**Do this:** Count the lines in the material below that contain the word "Δουλέψτε", and reply with that number alone.

**Supplied data:**
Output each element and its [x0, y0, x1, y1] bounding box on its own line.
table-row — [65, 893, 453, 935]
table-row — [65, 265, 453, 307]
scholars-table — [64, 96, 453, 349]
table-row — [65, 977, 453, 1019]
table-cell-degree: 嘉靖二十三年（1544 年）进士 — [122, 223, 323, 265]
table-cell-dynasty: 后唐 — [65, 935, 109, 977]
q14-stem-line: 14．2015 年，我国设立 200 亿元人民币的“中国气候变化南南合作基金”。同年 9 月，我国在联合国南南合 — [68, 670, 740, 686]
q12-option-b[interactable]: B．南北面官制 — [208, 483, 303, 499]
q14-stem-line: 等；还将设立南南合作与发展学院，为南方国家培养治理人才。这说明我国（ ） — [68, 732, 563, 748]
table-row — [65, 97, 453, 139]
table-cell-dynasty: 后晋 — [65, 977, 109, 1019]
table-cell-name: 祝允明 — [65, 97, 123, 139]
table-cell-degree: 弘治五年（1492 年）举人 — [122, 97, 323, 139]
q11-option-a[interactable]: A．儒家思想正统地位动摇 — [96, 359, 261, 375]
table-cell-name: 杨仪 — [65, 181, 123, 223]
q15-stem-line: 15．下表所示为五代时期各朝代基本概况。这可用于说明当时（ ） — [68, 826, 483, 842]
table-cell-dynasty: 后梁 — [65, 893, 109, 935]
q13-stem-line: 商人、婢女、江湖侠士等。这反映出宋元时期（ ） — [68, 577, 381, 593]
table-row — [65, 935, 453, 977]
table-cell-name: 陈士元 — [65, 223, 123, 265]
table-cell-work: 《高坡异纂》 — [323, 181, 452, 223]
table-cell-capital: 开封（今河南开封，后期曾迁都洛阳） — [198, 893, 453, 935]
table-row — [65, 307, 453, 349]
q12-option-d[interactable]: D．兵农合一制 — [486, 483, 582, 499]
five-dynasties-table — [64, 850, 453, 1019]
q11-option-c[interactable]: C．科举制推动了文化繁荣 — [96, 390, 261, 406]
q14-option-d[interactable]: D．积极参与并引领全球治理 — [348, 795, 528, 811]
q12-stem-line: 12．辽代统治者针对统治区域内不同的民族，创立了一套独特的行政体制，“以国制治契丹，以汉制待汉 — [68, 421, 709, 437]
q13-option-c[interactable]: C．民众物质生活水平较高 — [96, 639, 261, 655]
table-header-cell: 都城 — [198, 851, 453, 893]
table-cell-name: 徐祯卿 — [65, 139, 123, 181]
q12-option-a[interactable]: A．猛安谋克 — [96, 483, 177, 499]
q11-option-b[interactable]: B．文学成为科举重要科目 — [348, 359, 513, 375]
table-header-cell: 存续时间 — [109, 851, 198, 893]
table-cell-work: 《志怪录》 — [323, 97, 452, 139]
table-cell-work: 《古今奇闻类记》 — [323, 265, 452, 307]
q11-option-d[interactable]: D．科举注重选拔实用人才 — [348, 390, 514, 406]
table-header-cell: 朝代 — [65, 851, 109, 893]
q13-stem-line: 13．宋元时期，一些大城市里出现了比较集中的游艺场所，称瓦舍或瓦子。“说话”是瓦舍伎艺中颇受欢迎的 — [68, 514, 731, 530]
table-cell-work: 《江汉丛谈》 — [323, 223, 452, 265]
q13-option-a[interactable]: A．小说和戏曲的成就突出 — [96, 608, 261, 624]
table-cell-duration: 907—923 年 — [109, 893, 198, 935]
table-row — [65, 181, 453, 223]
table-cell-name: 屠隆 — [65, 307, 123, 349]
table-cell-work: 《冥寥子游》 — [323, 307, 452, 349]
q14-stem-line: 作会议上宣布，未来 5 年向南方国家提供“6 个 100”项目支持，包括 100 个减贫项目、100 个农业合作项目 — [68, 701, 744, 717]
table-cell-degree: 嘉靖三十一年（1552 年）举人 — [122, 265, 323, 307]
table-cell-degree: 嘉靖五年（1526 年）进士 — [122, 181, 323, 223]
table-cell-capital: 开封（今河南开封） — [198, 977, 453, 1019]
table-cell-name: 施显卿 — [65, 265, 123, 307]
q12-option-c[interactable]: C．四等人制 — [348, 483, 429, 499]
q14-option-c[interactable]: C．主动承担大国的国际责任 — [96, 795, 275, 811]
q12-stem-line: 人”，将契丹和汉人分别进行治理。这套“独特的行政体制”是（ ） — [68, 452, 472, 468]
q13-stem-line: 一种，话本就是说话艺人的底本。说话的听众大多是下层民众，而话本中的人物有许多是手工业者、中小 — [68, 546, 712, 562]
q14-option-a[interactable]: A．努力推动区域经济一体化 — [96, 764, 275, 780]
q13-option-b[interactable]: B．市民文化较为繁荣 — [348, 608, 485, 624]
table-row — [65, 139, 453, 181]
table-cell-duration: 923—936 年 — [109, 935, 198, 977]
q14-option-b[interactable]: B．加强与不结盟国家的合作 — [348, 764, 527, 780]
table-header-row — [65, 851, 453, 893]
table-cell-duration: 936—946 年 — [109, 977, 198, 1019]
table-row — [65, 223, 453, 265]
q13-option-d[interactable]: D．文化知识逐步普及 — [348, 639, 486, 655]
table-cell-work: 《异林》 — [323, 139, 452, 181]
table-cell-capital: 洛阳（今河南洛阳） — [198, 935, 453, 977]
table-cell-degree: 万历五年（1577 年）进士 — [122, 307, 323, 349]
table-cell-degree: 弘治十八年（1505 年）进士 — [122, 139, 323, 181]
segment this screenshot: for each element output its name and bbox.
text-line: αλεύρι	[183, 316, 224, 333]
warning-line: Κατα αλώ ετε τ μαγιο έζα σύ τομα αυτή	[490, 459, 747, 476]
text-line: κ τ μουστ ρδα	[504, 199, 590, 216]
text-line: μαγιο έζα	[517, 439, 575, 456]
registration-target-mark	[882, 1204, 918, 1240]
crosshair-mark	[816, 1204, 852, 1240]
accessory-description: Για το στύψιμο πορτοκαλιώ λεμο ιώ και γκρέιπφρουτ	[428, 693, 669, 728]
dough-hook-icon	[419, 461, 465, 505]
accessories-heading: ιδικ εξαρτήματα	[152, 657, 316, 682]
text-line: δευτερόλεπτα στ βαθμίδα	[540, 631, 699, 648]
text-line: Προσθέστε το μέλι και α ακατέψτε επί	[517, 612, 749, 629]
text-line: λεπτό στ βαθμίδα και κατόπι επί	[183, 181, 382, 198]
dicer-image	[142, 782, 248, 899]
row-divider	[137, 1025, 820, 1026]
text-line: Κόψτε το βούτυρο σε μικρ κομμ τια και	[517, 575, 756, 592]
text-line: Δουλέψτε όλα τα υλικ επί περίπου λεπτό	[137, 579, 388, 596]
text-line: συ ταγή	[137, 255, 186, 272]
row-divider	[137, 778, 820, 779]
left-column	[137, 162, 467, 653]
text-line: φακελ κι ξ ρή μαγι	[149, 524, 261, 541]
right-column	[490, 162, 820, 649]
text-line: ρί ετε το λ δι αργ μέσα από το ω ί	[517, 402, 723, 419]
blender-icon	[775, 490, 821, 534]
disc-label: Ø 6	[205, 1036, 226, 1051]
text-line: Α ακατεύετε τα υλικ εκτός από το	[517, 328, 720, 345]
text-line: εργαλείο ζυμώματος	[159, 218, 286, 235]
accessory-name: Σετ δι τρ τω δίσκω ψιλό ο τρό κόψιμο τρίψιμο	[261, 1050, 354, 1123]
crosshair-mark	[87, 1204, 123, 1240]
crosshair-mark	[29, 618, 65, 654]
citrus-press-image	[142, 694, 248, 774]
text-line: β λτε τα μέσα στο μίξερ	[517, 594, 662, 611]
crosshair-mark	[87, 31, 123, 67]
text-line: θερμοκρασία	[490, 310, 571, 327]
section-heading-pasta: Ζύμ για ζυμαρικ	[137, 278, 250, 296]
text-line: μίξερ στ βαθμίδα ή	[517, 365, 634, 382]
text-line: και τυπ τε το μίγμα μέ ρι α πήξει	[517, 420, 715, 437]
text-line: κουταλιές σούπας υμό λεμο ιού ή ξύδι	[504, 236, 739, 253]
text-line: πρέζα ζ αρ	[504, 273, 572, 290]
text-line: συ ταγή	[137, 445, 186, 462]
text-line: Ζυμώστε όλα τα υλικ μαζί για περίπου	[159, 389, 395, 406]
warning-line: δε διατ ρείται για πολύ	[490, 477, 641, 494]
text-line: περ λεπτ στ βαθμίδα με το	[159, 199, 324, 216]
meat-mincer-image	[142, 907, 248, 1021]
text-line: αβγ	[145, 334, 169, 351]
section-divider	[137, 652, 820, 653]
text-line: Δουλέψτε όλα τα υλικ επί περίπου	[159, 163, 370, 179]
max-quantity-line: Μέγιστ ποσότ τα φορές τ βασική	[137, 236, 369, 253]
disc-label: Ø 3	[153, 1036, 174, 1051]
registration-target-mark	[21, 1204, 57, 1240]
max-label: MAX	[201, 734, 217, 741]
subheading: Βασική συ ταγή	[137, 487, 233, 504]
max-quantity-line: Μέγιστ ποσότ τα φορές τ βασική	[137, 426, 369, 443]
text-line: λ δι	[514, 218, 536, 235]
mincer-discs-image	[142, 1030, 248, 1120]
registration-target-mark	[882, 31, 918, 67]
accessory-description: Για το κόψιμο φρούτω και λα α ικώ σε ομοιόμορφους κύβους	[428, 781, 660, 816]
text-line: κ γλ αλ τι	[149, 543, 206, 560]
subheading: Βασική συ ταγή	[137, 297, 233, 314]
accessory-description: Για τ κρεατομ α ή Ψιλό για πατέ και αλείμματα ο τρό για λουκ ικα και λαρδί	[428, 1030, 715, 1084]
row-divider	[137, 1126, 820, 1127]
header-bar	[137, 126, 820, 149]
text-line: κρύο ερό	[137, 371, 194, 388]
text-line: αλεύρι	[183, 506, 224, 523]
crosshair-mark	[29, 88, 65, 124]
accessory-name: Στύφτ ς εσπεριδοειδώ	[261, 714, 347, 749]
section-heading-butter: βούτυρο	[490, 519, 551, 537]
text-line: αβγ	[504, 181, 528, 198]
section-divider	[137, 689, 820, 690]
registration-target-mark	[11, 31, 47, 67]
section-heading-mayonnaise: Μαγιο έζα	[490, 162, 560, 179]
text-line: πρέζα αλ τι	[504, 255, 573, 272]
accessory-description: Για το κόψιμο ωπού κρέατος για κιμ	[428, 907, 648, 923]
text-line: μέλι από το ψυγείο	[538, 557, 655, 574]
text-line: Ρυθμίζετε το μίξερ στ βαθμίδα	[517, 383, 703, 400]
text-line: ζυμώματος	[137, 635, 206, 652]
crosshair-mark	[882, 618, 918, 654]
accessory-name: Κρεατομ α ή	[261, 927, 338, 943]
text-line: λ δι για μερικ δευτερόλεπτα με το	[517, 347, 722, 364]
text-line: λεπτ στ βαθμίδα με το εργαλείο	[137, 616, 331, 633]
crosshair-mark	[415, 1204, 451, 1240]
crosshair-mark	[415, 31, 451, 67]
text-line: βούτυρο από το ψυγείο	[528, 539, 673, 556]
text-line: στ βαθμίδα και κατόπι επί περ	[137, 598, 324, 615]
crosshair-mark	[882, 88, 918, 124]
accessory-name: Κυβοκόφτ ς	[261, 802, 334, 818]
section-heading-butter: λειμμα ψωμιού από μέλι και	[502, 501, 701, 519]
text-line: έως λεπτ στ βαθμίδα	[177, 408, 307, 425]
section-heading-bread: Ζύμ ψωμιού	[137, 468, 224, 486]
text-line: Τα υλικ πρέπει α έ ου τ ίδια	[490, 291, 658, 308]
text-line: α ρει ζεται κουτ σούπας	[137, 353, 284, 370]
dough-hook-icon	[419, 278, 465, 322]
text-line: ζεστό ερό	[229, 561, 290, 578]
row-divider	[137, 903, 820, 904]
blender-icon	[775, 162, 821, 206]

**Answer for this exercise:** 2